> [SET EXERCISE] Copy the lines that follow, keeping every character the same.

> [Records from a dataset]
§
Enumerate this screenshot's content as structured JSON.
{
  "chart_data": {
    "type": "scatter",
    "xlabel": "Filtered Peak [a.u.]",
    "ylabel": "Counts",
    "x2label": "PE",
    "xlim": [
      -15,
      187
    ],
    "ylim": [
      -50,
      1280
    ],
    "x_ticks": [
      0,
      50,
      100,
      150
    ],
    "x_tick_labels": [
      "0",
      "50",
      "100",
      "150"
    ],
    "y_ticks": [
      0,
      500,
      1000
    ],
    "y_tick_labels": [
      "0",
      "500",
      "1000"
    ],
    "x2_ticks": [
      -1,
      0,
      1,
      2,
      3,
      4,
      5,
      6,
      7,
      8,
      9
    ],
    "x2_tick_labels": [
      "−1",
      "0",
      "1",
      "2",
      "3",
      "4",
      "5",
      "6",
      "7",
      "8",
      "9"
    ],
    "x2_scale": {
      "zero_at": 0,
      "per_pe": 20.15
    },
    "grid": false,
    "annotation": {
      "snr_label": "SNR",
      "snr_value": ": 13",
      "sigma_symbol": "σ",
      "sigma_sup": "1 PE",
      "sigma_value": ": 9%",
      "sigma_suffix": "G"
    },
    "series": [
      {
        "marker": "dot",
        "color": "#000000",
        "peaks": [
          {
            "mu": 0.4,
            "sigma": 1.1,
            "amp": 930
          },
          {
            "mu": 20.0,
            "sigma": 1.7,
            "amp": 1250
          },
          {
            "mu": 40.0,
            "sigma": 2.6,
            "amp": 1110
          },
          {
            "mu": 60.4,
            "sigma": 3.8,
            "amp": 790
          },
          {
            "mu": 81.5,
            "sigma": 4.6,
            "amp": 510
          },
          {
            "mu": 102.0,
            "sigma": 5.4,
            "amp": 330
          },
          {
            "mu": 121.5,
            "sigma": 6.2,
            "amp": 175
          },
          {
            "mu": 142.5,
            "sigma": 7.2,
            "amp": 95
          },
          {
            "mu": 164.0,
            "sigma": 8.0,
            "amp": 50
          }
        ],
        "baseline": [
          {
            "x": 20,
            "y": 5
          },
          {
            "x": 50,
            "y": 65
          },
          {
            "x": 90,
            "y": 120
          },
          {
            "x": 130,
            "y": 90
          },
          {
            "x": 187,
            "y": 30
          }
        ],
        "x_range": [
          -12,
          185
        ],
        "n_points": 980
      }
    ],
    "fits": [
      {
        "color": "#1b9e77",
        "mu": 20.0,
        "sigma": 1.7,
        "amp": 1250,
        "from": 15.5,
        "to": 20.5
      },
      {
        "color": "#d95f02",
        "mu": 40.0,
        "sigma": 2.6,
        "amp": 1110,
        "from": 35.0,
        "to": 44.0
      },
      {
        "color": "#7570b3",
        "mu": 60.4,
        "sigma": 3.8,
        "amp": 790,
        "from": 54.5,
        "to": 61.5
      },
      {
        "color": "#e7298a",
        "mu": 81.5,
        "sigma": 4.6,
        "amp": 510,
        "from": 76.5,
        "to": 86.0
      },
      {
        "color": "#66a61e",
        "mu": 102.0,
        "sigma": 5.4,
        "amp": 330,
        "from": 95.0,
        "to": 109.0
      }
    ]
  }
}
§
> [IN RESPONSE]
Enumerate this screenshot's content as structured JSON.
{
  "chart_data": {
    "type": "scatter",
    "xlabel": "Filtered Peak [a.u.]",
    "ylabel": "Counts",
    "x2label": "PE",
    "xlim": [
      -15,
      187
    ],
    "ylim": [
      -50,
      1280
    ],
    "x_ticks": [
      0,
      50,
      100,
      150
    ],
    "x_tick_labels": [
      "0",
      "50",
      "100",
      "150"
    ],
    "y_ticks": [
      0,
      500,
      1000
    ],
    "y_tick_labels": [
      "0",
      "500",
      "1000"
    ],
    "x2_ticks": [
      -1,
      0,
      1,
      2,
      3,
      4,
      5,
      6,
      7,
      8,
      9
    ],
    "x2_tick_labels": [
      "−1",
      "0",
      "1",
      "2",
      "3",
      "4",
      "5",
      "6",
      "7",
      "8",
      "9"
    ],
    "x2_scale": {
      "zero_at": 0,
      "per_pe": 20.15
    },
    "grid": false,
    "annotation": {
      "snr_label": "SNR",
      "snr_value": ": 13",
      "sigma_symbol": "σ",
      "sigma_sup": "1 PE",
      "sigma_value": ": 9%",
      "sigma_suffix": "G"
    },
    "series": [
      {
        "marker": "dot",
        "color": "#000000",
        "peaks": [
          {
            "mu": 0.4,
            "sigma": 1.1,
            "amp": 930
          },
          {
            "mu": 20.0,
            "sigma": 1.7,
            "amp": 1250
          },
          {
            "mu": 40.0,
            "sigma": 2.6,
            "amp": 1110
          },
          {
            "mu": 60.4,
            "sigma": 3.8,
            "amp": 790
          },
          {
            "mu": 81.5,
            "sigma": 4.6,
            "amp": 510
          },
          {
            "mu": 102.0,
            "sigma": 5.4,
            "amp": 330
          },
          {
            "mu": 121.5,
            "sigma": 6.2,
            "amp": 175
          },
          {
            "mu": 142.5,
            "sigma": 7.2,
            "amp": 95
          },
          {
            "mu": 164.0,
            "sigma": 8.0,
            "amp": 50
          }
        ],
        "baseline": [
          {
            "x": 20,
            "y": 5
          },
          {
            "x": 50,
            "y": 65
          },
          {
            "x": 90,
            "y": 120
          },
          {
            "x": 130,
            "y": 90
          },
          {
            "x": 187,
            "y": 30
          }
        ],
        "x_range": [
          -12,
          185
        ],
        "n_points": 980
      }
    ],
    "fits": [
      {
        "color": "#1b9e77",
        "mu": 20.0,
        "sigma": 1.7,
        "amp": 1250,
        "from": 15.5,
        "to": 20.5
      },
      {
        "color": "#d95f02",
        "mu": 40.0,
        "sigma": 2.6,
        "amp": 1110,
        "from": 35.0,
        "to": 44.0
      },
      {
        "color": "#7570b3",
        "mu": 60.4,
        "sigma": 3.8,
        "amp": 790,
        "from": 54.5,
        "to": 61.5
      },
      {
        "color": "#e7298a",
        "mu": 81.5,
        "sigma": 4.6,
        "amp": 510,
        "from": 76.5,
        "to": 86.0
      },
      {
        "color": "#66a61e",
        "mu": 102.0,
        "sigma": 5.4,
        "amp": 330,
        "from": 95.0,
        "to": 109.0
      }
    ]
  }
}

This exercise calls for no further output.